[Your goal] Report each line of the material below that contains the string "interactable". Treat the match as case-sensitive.

[Records for this exercise]
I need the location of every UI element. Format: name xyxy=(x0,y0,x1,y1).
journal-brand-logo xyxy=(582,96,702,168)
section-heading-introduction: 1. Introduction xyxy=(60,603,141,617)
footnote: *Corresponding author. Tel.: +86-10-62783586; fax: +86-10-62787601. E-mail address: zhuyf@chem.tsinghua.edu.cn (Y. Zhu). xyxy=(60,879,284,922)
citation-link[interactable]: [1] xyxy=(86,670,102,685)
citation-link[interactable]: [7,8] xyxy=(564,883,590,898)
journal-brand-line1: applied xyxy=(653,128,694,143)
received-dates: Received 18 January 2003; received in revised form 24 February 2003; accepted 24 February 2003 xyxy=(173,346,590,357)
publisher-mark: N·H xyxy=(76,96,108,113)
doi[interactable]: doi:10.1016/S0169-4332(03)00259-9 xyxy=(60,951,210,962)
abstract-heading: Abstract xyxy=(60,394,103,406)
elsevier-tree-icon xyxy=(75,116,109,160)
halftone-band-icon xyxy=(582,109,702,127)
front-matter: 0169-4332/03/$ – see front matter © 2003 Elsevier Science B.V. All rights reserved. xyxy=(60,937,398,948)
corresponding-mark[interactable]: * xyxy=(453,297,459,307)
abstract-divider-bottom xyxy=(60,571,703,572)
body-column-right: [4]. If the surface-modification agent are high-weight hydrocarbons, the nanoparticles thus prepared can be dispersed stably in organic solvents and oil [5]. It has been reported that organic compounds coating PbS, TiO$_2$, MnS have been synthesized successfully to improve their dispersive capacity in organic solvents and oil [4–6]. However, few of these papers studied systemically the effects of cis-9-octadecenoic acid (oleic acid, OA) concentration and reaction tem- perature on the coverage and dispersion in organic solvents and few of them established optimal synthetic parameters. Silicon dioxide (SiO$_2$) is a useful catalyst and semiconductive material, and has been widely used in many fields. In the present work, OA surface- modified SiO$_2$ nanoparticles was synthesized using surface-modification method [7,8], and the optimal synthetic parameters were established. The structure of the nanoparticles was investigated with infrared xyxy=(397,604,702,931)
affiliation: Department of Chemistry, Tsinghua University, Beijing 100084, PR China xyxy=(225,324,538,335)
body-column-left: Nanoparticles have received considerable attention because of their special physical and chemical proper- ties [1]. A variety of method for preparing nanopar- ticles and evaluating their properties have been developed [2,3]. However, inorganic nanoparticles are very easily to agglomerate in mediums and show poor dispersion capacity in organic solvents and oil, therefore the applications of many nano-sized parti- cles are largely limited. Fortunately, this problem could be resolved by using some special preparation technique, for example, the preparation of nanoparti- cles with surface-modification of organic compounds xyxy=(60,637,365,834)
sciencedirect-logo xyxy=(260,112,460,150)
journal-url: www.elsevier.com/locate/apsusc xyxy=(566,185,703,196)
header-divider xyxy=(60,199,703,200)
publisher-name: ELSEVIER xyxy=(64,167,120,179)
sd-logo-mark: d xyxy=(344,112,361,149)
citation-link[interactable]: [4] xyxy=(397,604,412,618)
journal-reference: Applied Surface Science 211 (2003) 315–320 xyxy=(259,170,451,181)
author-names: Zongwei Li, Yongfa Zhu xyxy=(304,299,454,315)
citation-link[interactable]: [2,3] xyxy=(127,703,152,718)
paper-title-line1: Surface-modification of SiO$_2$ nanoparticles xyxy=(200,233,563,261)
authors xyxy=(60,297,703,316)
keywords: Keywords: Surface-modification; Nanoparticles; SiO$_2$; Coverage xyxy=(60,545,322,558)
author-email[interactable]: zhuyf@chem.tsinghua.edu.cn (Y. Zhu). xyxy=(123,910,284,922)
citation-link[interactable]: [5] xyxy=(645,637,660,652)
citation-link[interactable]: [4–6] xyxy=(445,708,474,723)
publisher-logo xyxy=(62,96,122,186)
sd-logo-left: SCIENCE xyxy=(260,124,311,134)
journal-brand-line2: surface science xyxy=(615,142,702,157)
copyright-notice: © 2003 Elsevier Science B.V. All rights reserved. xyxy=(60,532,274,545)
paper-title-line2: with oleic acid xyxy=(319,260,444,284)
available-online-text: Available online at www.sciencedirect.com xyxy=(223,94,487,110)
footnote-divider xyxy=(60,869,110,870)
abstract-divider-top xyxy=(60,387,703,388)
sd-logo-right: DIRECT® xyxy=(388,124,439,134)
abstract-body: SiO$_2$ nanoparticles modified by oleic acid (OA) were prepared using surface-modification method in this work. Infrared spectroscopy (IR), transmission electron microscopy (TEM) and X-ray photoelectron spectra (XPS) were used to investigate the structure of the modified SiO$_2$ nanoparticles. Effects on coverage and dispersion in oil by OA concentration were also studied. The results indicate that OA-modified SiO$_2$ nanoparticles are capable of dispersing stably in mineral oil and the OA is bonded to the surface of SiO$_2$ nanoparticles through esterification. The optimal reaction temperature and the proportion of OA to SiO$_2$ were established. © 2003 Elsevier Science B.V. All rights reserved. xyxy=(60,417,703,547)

[Written response]
citation-link[interactable]: [1] xyxy=(86,670,102,685)
citation-link[interactable]: [7,8] xyxy=(564,883,590,898)
doi[interactable]: doi:10.1016/S0169-4332(03)00259-9 xyxy=(60,951,210,962)
corresponding-mark[interactable]: * xyxy=(453,297,459,307)
citation-link[interactable]: [4] xyxy=(397,604,412,618)
citation-link[interactable]: [2,3] xyxy=(127,703,152,718)
author-email[interactable]: zhuyf@chem.tsinghua.edu.cn (Y. Zhu). xyxy=(123,910,284,922)
citation-link[interactable]: [5] xyxy=(645,637,660,652)
citation-link[interactable]: [4–6] xyxy=(445,708,474,723)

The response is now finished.